(What to do)
Within the records below, find each line that holds the string "client", then copy it.

Recorded data

'''

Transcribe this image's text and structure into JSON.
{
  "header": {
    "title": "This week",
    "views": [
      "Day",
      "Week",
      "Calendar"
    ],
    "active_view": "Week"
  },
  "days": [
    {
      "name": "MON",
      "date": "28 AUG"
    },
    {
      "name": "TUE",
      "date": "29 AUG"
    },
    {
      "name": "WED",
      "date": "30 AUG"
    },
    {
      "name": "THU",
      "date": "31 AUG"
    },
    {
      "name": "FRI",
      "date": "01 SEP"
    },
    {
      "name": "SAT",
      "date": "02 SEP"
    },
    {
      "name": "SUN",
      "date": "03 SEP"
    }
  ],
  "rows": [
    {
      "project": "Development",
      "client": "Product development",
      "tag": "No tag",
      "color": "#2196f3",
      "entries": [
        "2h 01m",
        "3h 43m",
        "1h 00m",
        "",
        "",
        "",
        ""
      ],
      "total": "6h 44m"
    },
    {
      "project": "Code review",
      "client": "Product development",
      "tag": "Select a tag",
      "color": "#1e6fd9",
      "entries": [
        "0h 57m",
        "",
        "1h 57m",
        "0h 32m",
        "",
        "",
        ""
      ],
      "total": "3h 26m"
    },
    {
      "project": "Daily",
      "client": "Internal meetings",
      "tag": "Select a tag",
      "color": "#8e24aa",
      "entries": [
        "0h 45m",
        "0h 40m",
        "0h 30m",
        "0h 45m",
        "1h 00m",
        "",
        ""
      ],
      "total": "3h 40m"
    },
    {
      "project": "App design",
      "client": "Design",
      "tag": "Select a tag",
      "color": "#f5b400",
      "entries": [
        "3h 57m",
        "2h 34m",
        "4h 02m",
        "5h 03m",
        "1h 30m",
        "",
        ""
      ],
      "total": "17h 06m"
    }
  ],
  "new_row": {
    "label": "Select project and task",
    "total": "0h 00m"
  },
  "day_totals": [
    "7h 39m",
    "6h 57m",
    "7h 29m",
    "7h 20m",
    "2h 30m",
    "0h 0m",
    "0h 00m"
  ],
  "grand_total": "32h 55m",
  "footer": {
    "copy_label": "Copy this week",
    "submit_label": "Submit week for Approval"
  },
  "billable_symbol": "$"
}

'''

(Reply to the exercise)
      "client": "Product development",
      "client": "Product development",
      "client": "Internal meetings",
      "client": "Design",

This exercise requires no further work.